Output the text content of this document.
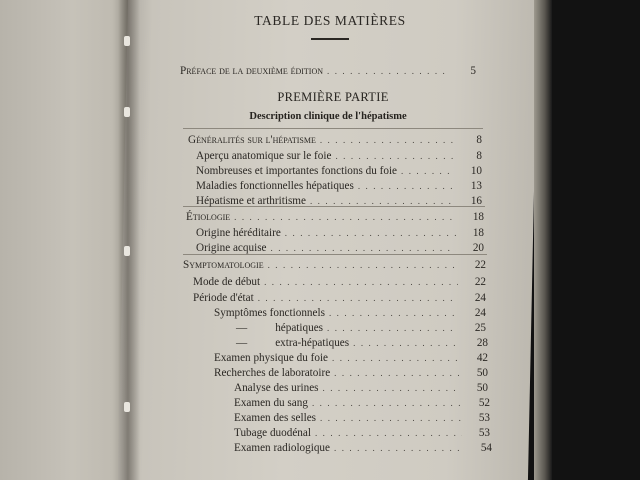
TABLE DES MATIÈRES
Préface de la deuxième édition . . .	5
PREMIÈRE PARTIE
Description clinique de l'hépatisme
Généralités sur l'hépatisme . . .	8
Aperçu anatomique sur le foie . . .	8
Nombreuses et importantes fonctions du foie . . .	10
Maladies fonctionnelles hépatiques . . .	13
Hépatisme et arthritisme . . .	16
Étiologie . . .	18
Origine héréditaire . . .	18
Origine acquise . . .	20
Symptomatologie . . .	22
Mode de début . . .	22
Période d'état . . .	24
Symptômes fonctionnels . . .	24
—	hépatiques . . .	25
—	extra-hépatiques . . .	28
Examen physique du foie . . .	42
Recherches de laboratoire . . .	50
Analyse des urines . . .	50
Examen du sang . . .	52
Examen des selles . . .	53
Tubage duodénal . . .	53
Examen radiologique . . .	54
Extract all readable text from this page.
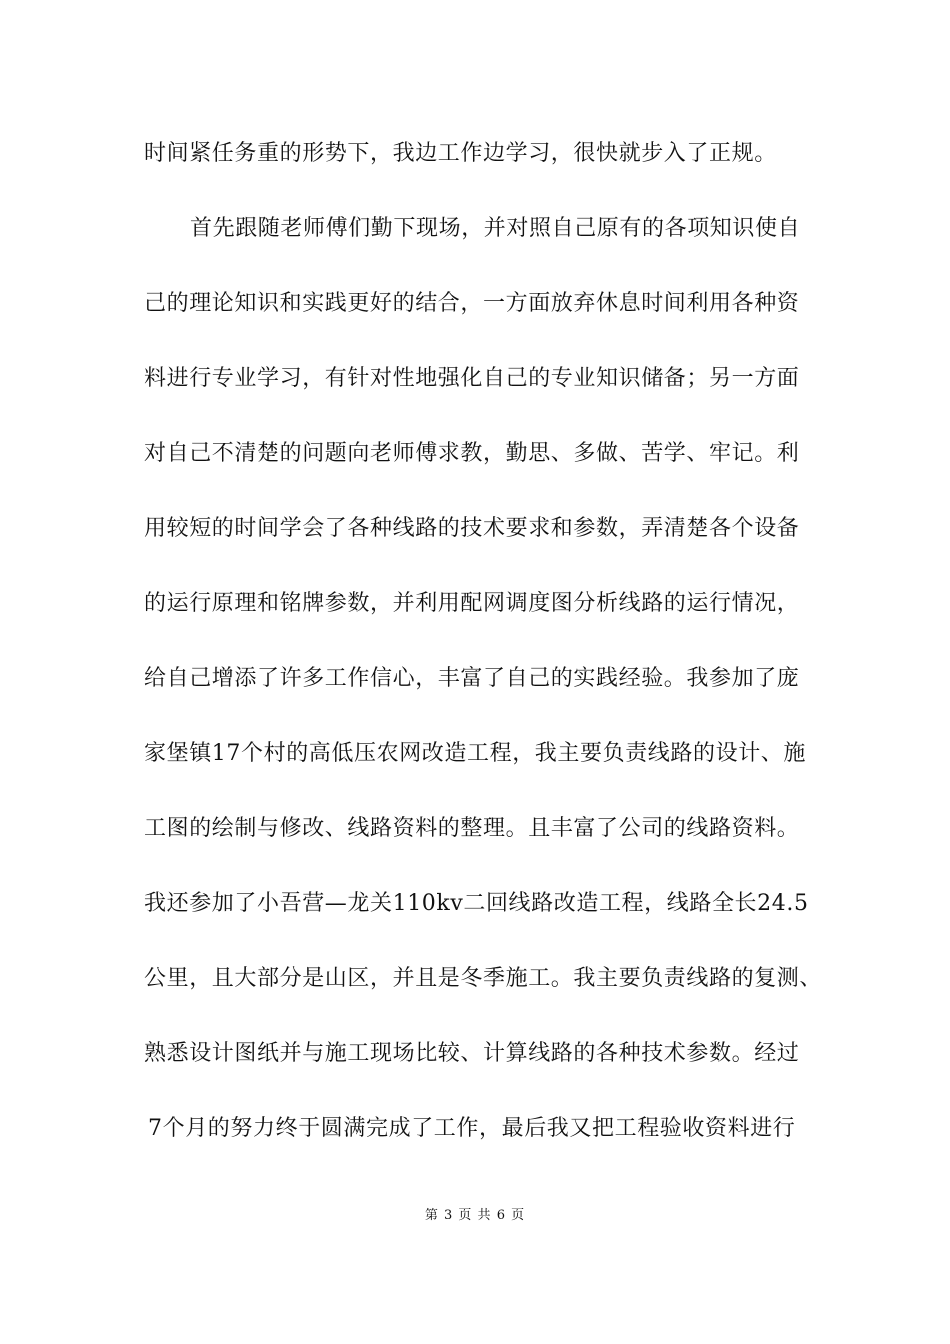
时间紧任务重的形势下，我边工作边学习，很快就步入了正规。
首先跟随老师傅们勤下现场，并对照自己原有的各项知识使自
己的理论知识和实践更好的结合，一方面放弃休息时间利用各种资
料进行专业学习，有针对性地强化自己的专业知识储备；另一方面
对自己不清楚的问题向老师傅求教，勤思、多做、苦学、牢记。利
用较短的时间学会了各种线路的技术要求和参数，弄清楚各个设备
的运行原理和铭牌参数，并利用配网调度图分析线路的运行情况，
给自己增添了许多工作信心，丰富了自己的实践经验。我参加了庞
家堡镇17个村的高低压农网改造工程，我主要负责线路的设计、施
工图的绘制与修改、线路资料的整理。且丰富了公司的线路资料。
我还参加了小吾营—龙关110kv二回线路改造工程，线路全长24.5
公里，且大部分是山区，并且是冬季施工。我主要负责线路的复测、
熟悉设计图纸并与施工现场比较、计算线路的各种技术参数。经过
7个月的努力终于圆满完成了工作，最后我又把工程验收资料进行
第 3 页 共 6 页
----
WHAT YOU HAVE TO DO
Isolate each line of the listing above that includes "hépatiques". Copy it.

EXERCISE ANSWER
Maladies fonctionnelles hépatiques . . .	13
—	hépatiques . . .	25
—	extra-hépatiques . . .	28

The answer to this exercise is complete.